(Given exercise)
Count the lines in the records below that contain the word "this", and reply with only that number.

Data extracted from a collection:
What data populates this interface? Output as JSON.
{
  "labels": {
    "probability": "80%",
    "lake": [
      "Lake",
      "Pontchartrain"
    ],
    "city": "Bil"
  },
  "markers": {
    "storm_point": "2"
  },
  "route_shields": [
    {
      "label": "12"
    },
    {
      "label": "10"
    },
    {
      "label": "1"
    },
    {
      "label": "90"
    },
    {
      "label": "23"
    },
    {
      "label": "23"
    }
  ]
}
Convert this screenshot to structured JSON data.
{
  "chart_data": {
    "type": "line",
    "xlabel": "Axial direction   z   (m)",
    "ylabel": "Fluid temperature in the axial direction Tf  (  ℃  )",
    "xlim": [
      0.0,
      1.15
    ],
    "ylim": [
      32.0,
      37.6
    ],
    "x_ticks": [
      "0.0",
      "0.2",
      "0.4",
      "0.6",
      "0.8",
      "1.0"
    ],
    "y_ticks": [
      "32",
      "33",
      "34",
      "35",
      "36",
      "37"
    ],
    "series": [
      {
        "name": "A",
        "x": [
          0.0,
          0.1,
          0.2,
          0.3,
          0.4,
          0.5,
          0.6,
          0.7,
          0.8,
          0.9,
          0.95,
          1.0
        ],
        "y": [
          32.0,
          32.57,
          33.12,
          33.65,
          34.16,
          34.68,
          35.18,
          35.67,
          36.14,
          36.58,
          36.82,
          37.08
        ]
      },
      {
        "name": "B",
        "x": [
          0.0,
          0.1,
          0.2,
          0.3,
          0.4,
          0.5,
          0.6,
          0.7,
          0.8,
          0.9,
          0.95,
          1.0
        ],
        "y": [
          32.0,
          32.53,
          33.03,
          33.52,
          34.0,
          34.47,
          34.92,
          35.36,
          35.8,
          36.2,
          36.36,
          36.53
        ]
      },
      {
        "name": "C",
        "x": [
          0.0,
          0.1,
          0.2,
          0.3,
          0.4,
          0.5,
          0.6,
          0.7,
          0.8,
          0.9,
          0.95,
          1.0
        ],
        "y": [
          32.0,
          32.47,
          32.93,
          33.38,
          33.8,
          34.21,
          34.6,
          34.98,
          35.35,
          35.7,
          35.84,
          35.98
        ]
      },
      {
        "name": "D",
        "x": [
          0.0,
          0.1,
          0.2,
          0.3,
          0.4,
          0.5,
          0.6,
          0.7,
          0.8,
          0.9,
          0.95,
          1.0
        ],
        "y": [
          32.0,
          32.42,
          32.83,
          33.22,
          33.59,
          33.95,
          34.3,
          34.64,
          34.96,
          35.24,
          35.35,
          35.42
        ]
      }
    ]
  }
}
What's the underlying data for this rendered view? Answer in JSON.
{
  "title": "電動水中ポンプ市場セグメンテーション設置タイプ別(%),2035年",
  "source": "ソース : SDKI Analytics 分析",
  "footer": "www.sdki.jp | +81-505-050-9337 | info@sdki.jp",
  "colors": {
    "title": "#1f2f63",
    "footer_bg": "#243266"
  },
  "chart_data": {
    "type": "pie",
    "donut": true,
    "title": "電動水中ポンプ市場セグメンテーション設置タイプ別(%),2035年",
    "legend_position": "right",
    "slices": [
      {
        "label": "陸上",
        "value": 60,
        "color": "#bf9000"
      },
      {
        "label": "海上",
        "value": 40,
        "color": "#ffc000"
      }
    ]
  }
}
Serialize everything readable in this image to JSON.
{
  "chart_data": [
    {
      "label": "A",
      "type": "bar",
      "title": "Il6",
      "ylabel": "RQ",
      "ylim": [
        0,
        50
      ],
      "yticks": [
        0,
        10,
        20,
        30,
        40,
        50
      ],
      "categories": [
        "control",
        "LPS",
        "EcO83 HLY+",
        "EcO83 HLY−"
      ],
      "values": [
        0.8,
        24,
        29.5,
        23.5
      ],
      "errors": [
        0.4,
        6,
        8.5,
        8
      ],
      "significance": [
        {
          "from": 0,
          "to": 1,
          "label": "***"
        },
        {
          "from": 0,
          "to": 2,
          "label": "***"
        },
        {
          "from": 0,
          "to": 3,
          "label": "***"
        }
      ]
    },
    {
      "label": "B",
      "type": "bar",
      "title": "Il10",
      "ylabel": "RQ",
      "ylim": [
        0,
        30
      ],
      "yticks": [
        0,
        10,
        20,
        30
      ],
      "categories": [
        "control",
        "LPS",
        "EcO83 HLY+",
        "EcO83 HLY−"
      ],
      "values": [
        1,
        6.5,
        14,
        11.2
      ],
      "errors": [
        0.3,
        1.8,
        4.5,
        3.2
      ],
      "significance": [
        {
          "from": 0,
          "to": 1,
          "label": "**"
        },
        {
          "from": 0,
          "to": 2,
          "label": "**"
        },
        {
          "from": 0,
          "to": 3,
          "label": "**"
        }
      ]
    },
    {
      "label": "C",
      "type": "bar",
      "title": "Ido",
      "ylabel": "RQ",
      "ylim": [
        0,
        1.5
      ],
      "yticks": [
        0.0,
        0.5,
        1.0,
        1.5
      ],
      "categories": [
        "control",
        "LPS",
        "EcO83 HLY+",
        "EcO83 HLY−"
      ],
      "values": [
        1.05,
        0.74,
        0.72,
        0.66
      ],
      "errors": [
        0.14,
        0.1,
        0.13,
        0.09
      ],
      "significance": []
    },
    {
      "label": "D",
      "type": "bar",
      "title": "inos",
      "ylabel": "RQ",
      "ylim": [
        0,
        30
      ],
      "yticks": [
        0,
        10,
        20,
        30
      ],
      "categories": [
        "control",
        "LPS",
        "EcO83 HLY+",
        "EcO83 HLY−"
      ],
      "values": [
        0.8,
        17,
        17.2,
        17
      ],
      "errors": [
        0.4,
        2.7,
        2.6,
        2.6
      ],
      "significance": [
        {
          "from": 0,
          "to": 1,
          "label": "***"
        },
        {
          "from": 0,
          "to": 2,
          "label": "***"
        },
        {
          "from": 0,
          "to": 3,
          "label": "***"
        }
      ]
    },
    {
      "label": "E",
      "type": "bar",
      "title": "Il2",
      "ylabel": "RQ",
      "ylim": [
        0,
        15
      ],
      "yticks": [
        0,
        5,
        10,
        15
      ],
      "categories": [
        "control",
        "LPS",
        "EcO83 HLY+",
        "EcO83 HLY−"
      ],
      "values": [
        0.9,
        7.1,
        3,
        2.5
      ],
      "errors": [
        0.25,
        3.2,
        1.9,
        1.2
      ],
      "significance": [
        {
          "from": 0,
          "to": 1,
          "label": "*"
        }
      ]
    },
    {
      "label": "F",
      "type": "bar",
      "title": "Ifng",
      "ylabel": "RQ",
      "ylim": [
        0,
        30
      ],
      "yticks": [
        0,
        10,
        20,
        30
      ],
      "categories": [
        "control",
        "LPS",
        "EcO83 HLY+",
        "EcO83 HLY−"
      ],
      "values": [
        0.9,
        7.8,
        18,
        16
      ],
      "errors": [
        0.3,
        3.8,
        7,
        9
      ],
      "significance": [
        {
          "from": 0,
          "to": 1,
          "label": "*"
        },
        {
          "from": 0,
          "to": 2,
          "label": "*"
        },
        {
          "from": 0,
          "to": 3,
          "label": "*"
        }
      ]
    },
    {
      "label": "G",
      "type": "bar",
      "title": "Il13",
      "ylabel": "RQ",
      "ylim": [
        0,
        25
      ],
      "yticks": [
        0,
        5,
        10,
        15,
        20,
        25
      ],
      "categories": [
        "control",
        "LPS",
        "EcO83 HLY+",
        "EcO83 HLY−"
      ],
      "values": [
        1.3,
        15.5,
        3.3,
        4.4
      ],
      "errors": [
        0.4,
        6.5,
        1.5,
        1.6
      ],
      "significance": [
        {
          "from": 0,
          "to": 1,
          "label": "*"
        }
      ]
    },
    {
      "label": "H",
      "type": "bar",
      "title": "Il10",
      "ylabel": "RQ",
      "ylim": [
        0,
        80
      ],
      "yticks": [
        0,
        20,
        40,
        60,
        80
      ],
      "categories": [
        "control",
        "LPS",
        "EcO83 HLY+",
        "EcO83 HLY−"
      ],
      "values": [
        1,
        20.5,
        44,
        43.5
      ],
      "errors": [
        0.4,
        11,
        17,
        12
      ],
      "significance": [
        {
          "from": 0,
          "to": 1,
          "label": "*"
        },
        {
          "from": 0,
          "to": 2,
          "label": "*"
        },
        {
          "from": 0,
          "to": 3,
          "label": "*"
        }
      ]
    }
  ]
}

(Complete response)
4